__Set task__.
Go through the listing below and list every line with "Against".

╭─ Given data

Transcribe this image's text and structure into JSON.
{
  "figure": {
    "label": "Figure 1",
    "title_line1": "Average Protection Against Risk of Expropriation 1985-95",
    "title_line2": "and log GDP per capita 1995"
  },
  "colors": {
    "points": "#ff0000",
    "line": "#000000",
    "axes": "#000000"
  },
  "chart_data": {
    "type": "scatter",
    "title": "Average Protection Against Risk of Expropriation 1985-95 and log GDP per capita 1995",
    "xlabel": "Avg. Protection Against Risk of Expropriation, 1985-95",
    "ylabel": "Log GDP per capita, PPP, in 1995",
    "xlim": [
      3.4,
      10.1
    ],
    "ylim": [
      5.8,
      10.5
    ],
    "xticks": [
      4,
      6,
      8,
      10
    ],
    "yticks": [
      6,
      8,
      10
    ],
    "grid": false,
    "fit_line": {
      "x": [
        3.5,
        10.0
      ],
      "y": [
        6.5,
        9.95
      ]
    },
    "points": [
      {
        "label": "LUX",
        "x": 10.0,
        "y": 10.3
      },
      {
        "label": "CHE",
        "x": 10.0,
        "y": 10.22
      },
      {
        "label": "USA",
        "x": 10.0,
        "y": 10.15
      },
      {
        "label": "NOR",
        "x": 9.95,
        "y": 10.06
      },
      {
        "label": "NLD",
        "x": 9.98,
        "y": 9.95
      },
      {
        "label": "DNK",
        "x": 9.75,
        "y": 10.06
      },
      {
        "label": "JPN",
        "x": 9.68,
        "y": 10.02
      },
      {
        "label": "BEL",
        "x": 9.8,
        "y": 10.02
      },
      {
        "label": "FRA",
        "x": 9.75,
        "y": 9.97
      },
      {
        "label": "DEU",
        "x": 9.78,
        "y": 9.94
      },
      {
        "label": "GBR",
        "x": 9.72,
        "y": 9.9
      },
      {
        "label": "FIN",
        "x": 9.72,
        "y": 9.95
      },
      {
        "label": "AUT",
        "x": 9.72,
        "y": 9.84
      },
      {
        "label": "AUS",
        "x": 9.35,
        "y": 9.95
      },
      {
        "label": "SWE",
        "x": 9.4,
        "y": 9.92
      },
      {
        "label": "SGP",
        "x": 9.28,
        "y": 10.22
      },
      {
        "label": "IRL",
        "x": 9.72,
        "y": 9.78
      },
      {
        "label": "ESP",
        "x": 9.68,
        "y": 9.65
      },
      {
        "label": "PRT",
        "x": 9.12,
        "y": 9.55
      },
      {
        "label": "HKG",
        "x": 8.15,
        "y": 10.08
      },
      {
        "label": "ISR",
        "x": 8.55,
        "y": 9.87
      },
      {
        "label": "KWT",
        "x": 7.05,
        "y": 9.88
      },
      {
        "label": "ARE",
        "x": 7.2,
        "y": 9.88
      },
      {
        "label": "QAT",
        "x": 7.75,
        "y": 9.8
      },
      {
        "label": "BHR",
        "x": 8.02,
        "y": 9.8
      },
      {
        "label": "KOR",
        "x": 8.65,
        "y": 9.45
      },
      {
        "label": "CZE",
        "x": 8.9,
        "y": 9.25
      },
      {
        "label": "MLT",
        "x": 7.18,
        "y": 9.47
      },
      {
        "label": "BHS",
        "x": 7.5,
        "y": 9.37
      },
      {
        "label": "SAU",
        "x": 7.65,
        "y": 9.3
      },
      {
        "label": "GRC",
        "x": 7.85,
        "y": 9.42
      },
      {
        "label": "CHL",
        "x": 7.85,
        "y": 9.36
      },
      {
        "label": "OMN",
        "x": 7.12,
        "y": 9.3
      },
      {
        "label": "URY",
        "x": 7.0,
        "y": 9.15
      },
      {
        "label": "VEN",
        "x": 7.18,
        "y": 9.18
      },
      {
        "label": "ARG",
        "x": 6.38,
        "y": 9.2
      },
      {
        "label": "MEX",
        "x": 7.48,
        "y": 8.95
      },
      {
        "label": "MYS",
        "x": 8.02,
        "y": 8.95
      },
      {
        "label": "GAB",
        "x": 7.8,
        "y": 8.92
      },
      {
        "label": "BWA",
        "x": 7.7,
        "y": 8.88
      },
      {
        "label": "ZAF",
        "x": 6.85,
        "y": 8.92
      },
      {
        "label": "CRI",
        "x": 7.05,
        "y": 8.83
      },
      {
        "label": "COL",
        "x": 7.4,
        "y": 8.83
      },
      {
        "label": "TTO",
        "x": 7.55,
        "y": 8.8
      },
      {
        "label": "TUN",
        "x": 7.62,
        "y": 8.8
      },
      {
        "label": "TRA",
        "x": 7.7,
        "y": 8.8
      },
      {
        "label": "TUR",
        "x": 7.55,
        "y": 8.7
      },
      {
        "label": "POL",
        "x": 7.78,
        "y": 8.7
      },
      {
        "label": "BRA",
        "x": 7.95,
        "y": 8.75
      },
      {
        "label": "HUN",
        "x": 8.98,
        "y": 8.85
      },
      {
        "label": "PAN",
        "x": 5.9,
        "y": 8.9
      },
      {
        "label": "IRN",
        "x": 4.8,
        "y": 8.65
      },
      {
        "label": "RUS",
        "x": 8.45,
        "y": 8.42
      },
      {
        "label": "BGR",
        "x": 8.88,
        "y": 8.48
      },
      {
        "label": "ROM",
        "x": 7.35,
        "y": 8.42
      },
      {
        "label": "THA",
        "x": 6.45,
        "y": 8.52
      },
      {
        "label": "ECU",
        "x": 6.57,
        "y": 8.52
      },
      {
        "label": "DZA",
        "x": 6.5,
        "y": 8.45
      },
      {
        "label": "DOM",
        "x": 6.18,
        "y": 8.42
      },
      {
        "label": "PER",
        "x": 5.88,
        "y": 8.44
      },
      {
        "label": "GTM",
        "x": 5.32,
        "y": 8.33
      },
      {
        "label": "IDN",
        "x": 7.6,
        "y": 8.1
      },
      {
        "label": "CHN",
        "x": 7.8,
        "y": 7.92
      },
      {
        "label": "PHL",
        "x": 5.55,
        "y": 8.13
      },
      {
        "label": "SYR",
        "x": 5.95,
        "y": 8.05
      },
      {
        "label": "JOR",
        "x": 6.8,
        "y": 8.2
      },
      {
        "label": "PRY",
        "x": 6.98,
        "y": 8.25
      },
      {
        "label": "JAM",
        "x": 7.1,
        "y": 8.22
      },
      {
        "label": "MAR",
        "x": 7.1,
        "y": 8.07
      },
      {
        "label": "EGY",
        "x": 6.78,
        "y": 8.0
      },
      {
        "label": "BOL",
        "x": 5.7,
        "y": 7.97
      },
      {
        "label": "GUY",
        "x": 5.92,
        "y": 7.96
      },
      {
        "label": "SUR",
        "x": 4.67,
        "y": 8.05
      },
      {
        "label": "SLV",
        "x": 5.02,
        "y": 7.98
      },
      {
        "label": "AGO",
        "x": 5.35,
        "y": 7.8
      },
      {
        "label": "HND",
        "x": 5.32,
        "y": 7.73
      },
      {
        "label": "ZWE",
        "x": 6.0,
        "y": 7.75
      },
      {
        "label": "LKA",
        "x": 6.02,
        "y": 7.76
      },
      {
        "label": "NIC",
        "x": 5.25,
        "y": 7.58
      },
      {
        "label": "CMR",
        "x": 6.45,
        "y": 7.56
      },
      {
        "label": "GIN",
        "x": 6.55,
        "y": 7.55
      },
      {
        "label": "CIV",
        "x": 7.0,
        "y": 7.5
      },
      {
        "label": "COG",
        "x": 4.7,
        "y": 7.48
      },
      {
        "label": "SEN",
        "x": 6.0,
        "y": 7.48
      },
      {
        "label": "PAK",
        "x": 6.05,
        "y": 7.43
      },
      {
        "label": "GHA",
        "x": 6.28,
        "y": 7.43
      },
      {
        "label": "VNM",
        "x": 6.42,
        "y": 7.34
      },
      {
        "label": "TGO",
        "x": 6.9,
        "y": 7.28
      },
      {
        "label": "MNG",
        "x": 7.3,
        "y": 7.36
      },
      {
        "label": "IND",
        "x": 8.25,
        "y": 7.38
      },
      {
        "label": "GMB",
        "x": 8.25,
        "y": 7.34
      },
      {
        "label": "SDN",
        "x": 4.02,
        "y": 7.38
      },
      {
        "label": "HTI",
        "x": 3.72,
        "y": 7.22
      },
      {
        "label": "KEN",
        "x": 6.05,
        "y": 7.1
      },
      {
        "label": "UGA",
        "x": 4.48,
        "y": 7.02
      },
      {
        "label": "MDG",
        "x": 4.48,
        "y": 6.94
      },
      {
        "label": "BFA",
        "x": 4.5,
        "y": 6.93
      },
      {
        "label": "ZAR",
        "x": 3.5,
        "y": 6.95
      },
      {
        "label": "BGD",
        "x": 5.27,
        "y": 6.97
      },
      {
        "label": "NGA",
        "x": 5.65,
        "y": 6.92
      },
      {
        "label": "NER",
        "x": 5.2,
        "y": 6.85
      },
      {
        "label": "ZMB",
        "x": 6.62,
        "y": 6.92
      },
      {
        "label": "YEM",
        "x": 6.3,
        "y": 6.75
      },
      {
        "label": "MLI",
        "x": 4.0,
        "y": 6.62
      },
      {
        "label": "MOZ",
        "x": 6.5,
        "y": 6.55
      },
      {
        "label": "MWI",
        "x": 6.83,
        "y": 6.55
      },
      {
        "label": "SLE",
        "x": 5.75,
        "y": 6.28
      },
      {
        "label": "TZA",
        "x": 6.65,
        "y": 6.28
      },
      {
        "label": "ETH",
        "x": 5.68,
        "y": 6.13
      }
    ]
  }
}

╰─

__Task solution__.
    "title_line1": "Average Protection Against Risk of Expropriation 1985-95",
    "title": "Average Protection Against Risk of Expropriation 1985-95 and log GDP per capita 1995",
    "xlabel": "Avg. Protection Against Risk of Expropriation, 1985-95",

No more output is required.